** Begin Task data **

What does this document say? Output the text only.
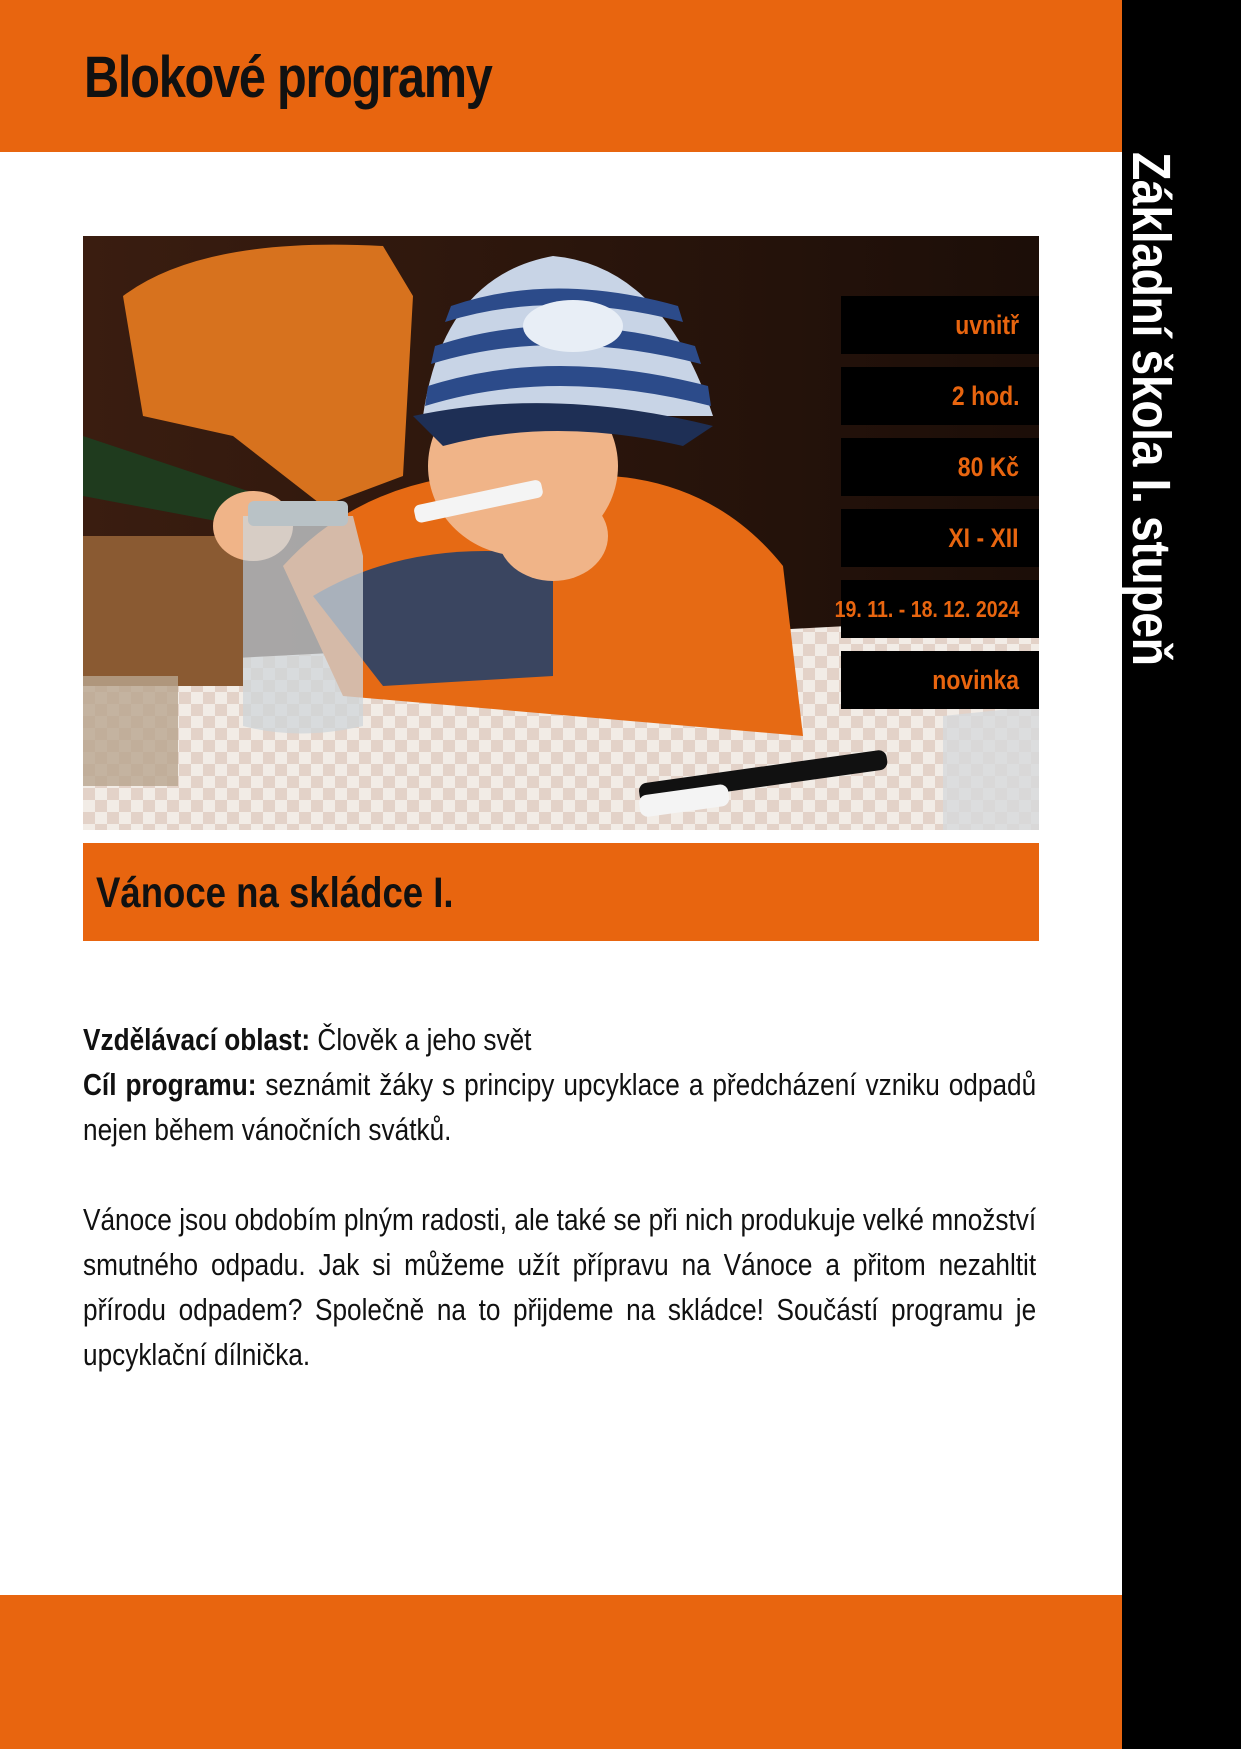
Blokové programy
Základní škola I. stupeň
uvnitř
2 hod.
80 Kč
XI - XII
19. 11. - 18. 12. 2024
novinka
Vánoce na skládce I.

Vzdělávací oblast: Člověk a jeho svět

Cíl programu: seznámit žáky s principy upcyklace a předcházení vzniku odpadů nejen během vánočních svátků.

Vánoce jsou obdobím plným radosti, ale také se při nich produkuje velké množství smutného odpadu. Jak si můžeme užít přípravu na Vánoce a přitom nezahltit přírodu odpadem? Společně na to přijdeme na skládce! Součástí programu je upcyklační dílnička.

** End Task data **

Transcribe the full listing above exactly, with the images removed.

What does this document say? Output the text only.
Blokové programy
Základní škola I. stupeň
uvnitř
2 hod.
80 Kč
XI - XII
19. 11. - 18. 12. 2024
novinka
Vánoce na skládce I.

Vzdělávací oblast: Člověk a jeho svět

Cíl programu: seznámit žáky s principy upcyklace a předcházení vzniku odpadů nejen během vánočních svátků.

Vánoce jsou obdobím plným radosti, ale také se při nich produkuje velké množství smutného odpadu. Jak si můžeme užít přípravu na Vánoce a přitom nezahltit přírodu odpadem? Společně na to přijdeme na skládce! Součástí programu je upcyklační dílnička.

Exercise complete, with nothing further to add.